* [REQUEST] Before the re-enchantment passage and the listing, reproduce the passage's text verbatim from "If you type" to "week as re-enchantment?".

* [SUPPLIED PASSAGE]
^^^^^^^^^^^^^^^^
If you type re-enchantment or re-enchanting into your search engine it is likely that you will soon come across a podcast of that name hosted by the excellent Justin Brierley and Belle Tindall from the roof of the library in Lambeth Palace, the official residence of the Archbishop of Canterbury, my boss. Views from the library look across the River Thames in the heart of London to the Houses of Parliament, Big Ben and Westminster Abbey. Each week on the podcast Brierley and Tindall interview a personality who they perceive is re-enchanting life in some way. I enjoy it very much and would highly recommend it to you but again I wonder if C.S Lewis, Charles Williams or J.R.R Tolkien were to be guests would they recognise the material discussed each week as re-enchantment?

And what if Bacchus from Prince Caspian were to enter, or Merlin from That Hideous Strength? As Susan says to Lucy in Prince Caspian, “I wouldn’t have felt safe with Bacchus and all his wild girls if we’d met them without Aslan.”

And that is the point that I wish to make. In my imagination I intend to take Bacchus and his maenads from Prince Caspian, and Merlin from That Hideous Strength into the library of Lambeth Palace for a recording of Re-enchanting. I don’t think that we will need to worry about security. Merlin will soon put everyone into an enchanted sleep as he did to MacPhee in the house of St Anne’s on the Hill.
^^^^^^^^^^^^^^^^
* [DATA]

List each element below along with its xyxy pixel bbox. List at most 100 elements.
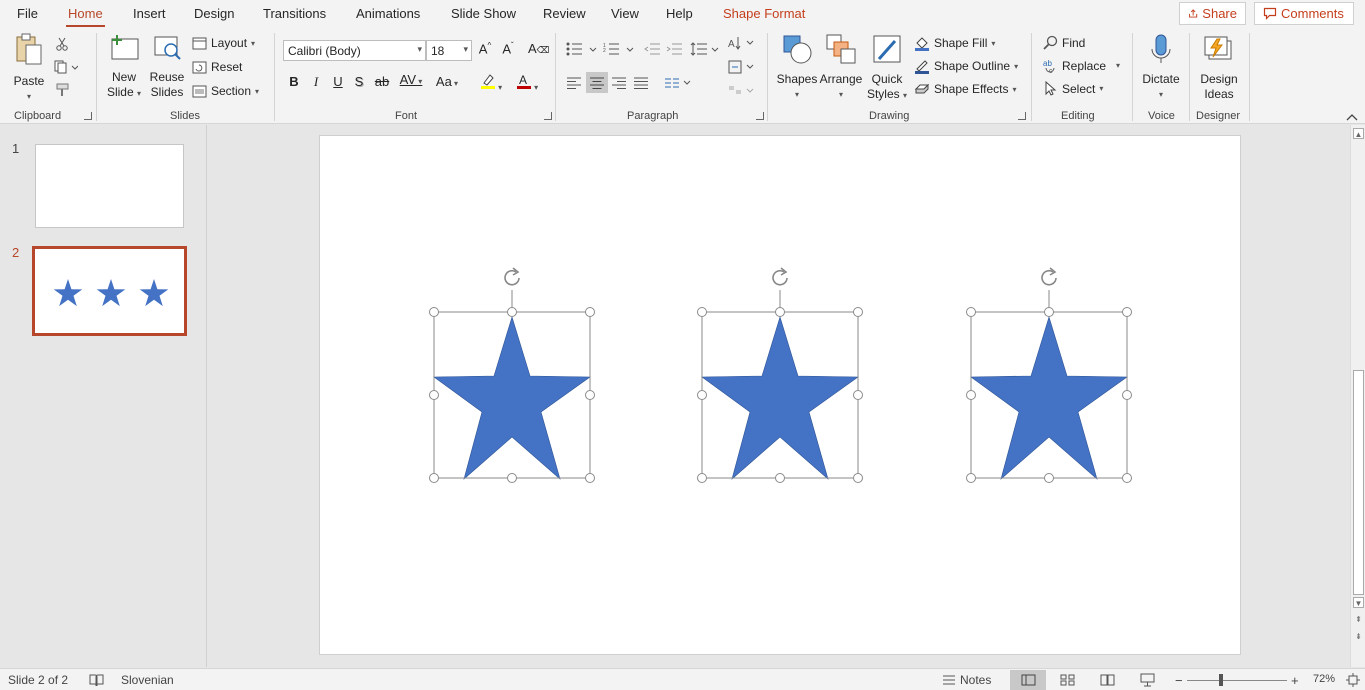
^^^^^^^^^^^^^^^^
* [ANSWER]
If you type re-enchantment or re-enchanting into your search engine it is likely that you will soon come across a podcast of that name hosted by the excellent Justin Brierley and Belle Tindall from the roof of the library in Lambeth Palace, the official residence of the Archbishop of Canterbury, my boss. Views from the library look across the River Thames in the heart of London to the Houses of Parliament, Big Ben and Westminster Abbey. Each week on the podcast Brierley and Tindall interview a personality who they perceive is re-enchanting life in some way. I enjoy it very much and would highly recommend it to you but again I wonder if C.S Lewis, Charles Williams or J.R.R Tolkien were to be guests would they recognise the material discussed each week as re-enchantment?